Dataset rows about figures
____________

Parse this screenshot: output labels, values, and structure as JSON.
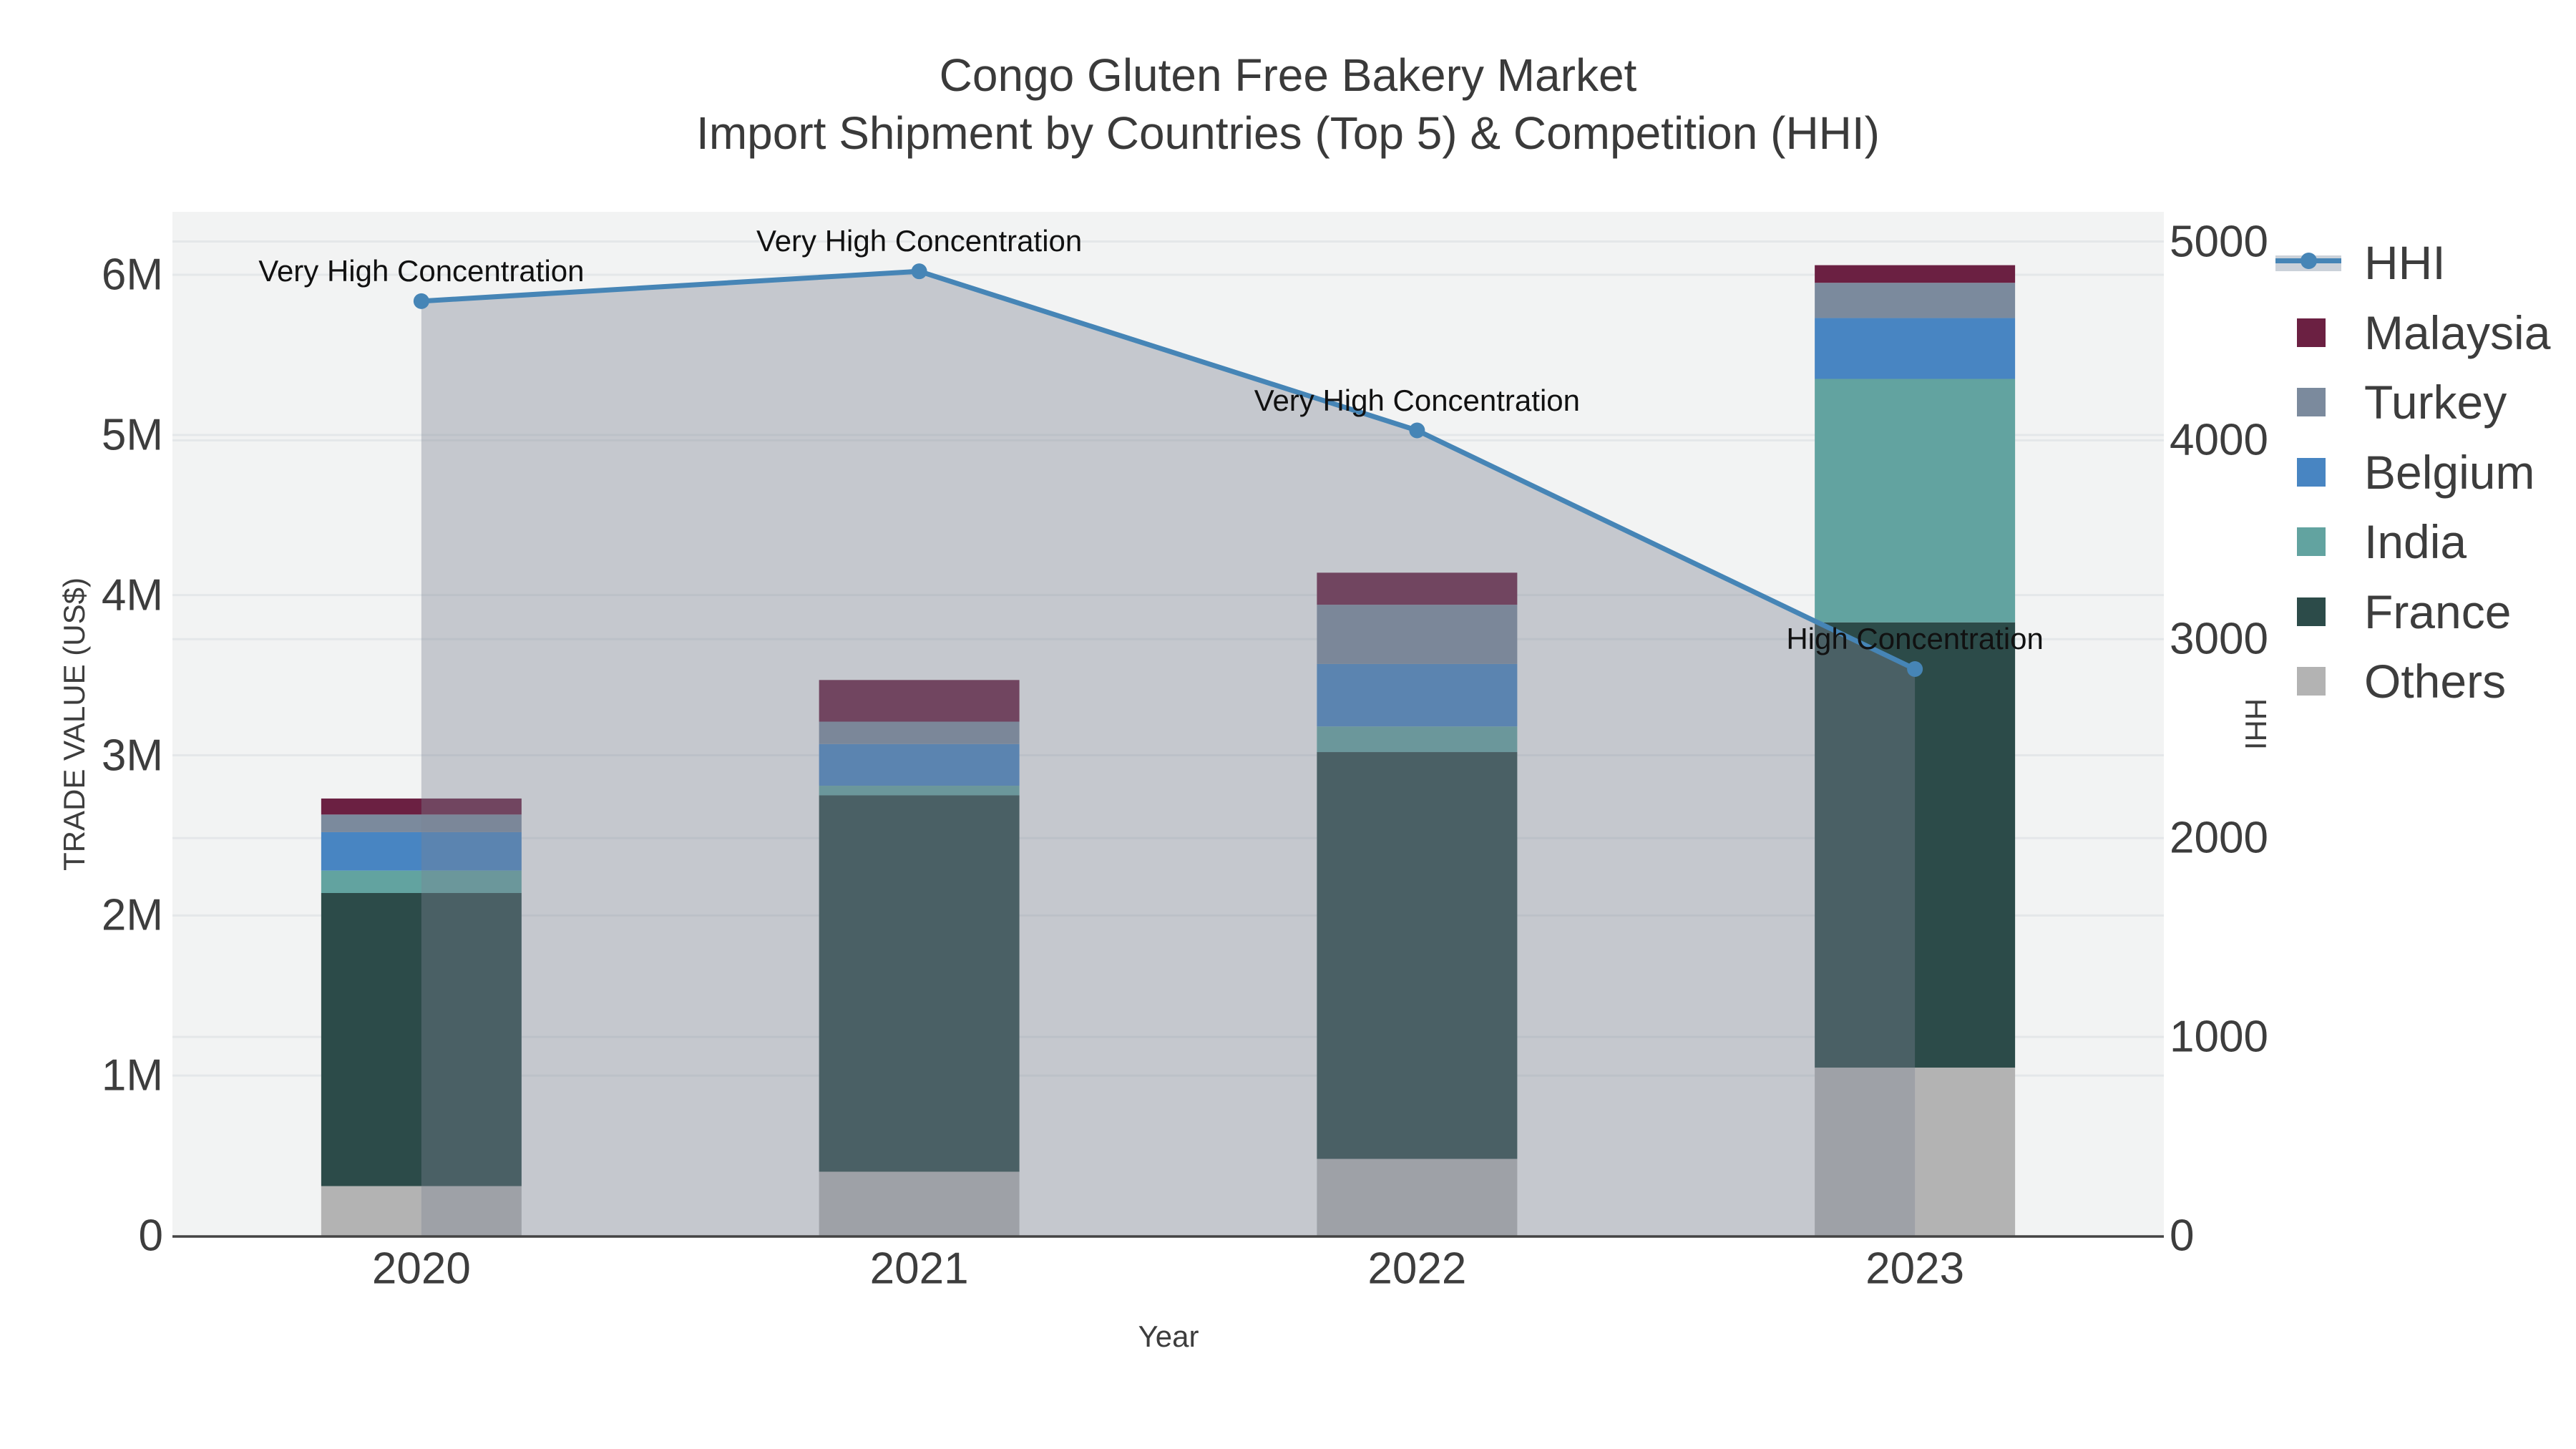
{
  "title": {
    "line1": "Congo Gluten Free Bakery Market",
    "line2": "Import Shipment by Countries (Top 5) & Competition (HHI)"
  },
  "colors": {
    "figure_bg": "#ffffff",
    "plot_bg": "#f2f3f3",
    "gridline": "#e4e7e9",
    "axis_line": "#444444",
    "tick_text": "#3d3d3d",
    "title_text": "#3a3a3a",
    "annotation_text": "#111111",
    "hhi_line": "#4685b6",
    "hhi_area_fill": "rgba(124,132,146,0.38)",
    "legend_area_swatch": "#cbd1d9"
  },
  "chart_data": {
    "type": [
      "stacked-bar",
      "line-area"
    ],
    "categories": [
      "2020",
      "2021",
      "2022",
      "2023"
    ],
    "bar_value_unit": "US$",
    "series": [
      {
        "name": "Malaysia",
        "color": "#6b2042",
        "values": [
          100000,
          260000,
          200000,
          110000
        ]
      },
      {
        "name": "Turkey",
        "color": "#7b8a9d",
        "values": [
          110000,
          140000,
          370000,
          220000
        ]
      },
      {
        "name": "Belgium",
        "color": "#4885c2",
        "values": [
          240000,
          260000,
          390000,
          380000
        ]
      },
      {
        "name": "India",
        "color": "#62a3a0",
        "values": [
          140000,
          60000,
          160000,
          1520000
        ]
      },
      {
        "name": "France",
        "color": "#2c4b49",
        "values": [
          1830000,
          2350000,
          2540000,
          2780000
        ]
      },
      {
        "name": "Others",
        "color": "#b3b3b3",
        "values": [
          310000,
          400000,
          480000,
          1050000
        ]
      }
    ],
    "stack_order_bottom_to_top": [
      "Others",
      "France",
      "India",
      "Belgium",
      "Turkey",
      "Malaysia"
    ],
    "bar_totals": [
      2730000,
      3470000,
      4140000,
      6060000
    ],
    "line_series": {
      "name": "HHI",
      "values": [
        4700,
        4850,
        4050,
        2850
      ]
    },
    "annotations": [
      {
        "category": "2020",
        "text": "Very High Concentration"
      },
      {
        "category": "2021",
        "text": "Very High Concentration"
      },
      {
        "category": "2022",
        "text": "Very High Concentration"
      },
      {
        "category": "2023",
        "text": "High Concentration"
      }
    ],
    "y_left": {
      "title": "TRADE VALUE (US$)",
      "range": [
        0,
        6390000
      ],
      "grid": true,
      "ticks": [
        {
          "v": 0,
          "label": "0"
        },
        {
          "v": 1000000,
          "label": "1M"
        },
        {
          "v": 2000000,
          "label": "2M"
        },
        {
          "v": 3000000,
          "label": "3M"
        },
        {
          "v": 4000000,
          "label": "4M"
        },
        {
          "v": 5000000,
          "label": "5M"
        },
        {
          "v": 6000000,
          "label": "6M"
        }
      ]
    },
    "y_right": {
      "title": "HHI",
      "range": [
        0,
        5140
      ],
      "grid": true,
      "ticks": [
        {
          "v": 0,
          "label": "0"
        },
        {
          "v": 1000,
          "label": "1000"
        },
        {
          "v": 2000,
          "label": "2000"
        },
        {
          "v": 3000,
          "label": "3000"
        },
        {
          "v": 4000,
          "label": "4000"
        },
        {
          "v": 5000,
          "label": "5000"
        }
      ]
    },
    "x": {
      "title": "Year"
    },
    "legend": {
      "position": "right",
      "entries": [
        "HHI",
        "Malaysia",
        "Turkey",
        "Belgium",
        "India",
        "France",
        "Others"
      ]
    }
  }
}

____________

Required work :: Your answer should be only the number of lines that hold the word "name".

Written reply :: 7